Required work:
Hunt for the word "content" across the entries below, copying each line that holds it.

Data supplied:
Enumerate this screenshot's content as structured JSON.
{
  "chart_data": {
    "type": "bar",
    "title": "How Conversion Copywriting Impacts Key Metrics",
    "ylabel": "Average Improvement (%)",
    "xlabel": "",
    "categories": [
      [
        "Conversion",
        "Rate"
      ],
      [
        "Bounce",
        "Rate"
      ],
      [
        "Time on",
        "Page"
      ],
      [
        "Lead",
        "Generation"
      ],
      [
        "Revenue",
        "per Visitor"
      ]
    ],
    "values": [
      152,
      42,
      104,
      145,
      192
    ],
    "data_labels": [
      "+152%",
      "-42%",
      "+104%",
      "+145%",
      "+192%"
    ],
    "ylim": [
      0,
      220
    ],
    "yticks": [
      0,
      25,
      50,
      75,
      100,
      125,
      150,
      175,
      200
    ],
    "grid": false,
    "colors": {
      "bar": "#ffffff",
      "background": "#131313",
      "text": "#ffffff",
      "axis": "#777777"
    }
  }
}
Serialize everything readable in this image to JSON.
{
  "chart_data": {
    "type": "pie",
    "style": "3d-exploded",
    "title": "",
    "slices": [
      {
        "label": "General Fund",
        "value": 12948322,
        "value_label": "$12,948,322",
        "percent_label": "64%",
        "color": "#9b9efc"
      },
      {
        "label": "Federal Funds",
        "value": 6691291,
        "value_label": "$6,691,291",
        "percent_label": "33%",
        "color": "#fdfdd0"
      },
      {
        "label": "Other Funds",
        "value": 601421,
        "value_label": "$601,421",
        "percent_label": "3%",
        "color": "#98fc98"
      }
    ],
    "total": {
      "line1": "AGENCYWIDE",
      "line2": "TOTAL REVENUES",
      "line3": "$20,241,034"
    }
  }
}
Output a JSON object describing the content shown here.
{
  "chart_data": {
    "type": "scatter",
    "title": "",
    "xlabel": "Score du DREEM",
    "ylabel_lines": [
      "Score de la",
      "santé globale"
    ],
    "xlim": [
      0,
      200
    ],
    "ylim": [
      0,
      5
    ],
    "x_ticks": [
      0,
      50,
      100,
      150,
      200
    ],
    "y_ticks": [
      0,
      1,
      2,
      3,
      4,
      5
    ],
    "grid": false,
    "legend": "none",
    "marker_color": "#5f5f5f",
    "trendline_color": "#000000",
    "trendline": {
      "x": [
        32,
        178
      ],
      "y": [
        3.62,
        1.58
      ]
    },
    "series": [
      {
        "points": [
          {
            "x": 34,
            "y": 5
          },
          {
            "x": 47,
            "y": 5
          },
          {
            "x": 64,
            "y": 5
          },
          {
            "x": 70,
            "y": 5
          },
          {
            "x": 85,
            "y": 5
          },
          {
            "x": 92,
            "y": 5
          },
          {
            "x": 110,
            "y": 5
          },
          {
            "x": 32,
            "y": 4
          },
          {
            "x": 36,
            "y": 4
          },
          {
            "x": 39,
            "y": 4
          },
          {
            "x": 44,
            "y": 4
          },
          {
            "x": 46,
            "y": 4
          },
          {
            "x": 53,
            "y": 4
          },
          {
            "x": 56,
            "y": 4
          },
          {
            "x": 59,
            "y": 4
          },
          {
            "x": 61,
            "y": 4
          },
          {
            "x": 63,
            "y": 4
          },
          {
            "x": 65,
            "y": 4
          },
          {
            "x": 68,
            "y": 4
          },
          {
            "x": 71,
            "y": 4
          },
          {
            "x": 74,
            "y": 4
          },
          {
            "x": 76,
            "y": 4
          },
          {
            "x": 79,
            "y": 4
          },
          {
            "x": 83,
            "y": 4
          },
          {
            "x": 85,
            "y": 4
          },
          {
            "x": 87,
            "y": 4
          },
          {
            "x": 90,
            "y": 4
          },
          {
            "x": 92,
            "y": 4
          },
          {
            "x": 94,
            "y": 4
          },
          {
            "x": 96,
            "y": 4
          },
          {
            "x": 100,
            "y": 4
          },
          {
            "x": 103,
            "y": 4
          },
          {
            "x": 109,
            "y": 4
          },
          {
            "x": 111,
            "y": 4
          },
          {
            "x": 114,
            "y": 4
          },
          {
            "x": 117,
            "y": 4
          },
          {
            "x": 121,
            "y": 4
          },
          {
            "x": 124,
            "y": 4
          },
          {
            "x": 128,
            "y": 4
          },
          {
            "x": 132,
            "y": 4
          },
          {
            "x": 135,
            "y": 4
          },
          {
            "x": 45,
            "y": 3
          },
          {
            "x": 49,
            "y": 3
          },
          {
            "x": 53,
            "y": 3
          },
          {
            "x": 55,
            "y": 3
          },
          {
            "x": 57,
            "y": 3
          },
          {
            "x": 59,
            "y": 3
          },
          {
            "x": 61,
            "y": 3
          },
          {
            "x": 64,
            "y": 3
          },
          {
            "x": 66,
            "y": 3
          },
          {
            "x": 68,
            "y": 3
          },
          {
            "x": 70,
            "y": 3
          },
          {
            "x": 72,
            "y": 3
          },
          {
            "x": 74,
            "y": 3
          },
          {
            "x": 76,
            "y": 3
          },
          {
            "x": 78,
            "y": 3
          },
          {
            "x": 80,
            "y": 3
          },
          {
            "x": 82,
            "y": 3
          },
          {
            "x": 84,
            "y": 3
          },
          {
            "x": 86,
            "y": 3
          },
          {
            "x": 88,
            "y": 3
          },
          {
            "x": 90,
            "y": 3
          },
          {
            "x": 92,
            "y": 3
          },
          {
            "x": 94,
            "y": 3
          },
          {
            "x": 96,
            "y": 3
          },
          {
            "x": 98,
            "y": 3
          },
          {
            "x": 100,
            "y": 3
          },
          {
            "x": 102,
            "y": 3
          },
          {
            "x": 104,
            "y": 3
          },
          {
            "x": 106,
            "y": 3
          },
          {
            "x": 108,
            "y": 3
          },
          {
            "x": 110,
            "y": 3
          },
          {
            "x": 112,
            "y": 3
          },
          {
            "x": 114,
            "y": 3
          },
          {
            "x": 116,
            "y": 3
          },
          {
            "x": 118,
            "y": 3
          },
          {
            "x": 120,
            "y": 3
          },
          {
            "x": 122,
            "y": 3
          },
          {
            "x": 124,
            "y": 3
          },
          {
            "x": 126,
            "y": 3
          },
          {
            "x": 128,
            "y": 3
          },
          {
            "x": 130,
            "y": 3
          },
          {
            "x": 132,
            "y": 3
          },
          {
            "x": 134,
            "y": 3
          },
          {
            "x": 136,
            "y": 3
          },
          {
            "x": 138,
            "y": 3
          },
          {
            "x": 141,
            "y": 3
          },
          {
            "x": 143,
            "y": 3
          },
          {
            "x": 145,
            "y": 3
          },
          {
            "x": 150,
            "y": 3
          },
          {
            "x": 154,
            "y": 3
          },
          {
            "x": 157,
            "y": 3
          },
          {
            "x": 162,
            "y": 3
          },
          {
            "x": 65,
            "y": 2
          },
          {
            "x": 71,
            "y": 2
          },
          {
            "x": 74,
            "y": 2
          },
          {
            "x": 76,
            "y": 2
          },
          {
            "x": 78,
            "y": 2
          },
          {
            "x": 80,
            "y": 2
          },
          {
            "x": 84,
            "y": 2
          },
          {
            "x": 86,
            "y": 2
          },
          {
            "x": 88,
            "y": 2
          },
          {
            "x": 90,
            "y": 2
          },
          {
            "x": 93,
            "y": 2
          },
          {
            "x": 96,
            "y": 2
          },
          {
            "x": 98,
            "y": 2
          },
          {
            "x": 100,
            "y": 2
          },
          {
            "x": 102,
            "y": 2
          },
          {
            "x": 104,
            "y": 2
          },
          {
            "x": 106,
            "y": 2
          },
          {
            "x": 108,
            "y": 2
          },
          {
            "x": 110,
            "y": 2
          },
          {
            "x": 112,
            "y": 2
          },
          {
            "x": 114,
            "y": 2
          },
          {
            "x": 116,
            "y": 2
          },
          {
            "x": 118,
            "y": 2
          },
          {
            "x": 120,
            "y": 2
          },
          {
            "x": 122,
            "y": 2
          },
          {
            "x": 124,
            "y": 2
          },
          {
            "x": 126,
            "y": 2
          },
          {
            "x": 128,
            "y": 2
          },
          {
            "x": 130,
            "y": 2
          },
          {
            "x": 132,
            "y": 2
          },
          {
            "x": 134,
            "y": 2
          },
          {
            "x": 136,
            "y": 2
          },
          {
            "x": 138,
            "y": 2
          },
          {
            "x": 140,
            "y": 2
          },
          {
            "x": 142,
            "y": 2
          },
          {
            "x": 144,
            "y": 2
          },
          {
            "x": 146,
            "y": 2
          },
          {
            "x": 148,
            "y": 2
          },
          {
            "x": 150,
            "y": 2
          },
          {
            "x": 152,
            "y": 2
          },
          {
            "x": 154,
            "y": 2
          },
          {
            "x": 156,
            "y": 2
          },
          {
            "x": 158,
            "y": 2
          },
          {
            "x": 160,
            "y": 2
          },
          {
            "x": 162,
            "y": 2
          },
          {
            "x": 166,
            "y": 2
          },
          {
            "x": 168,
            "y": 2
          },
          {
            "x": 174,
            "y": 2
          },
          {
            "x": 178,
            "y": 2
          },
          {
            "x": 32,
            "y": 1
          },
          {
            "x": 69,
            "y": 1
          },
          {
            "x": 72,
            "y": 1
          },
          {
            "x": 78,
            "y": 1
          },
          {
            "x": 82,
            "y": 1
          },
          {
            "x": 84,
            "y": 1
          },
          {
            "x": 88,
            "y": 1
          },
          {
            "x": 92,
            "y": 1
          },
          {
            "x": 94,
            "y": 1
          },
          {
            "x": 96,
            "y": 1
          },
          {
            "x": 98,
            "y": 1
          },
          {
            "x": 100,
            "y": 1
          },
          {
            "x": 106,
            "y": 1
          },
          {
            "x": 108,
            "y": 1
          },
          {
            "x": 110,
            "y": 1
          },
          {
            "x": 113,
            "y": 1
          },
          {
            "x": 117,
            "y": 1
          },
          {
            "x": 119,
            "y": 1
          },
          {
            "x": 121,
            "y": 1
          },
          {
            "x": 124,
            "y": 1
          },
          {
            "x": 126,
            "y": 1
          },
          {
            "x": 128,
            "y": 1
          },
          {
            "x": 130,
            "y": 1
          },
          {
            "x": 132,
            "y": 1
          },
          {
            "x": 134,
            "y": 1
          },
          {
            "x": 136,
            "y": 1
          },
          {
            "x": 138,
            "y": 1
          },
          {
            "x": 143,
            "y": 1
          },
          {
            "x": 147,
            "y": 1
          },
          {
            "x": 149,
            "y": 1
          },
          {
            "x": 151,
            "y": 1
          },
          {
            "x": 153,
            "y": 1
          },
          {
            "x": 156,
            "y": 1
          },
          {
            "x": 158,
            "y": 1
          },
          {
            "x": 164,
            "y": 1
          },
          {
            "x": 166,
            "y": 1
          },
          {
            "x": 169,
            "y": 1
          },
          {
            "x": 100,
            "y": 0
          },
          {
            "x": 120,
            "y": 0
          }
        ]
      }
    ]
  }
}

Answer to the task:
Enumerate this screenshot's content as structured JSON.
Output a JSON object describing the content shown here.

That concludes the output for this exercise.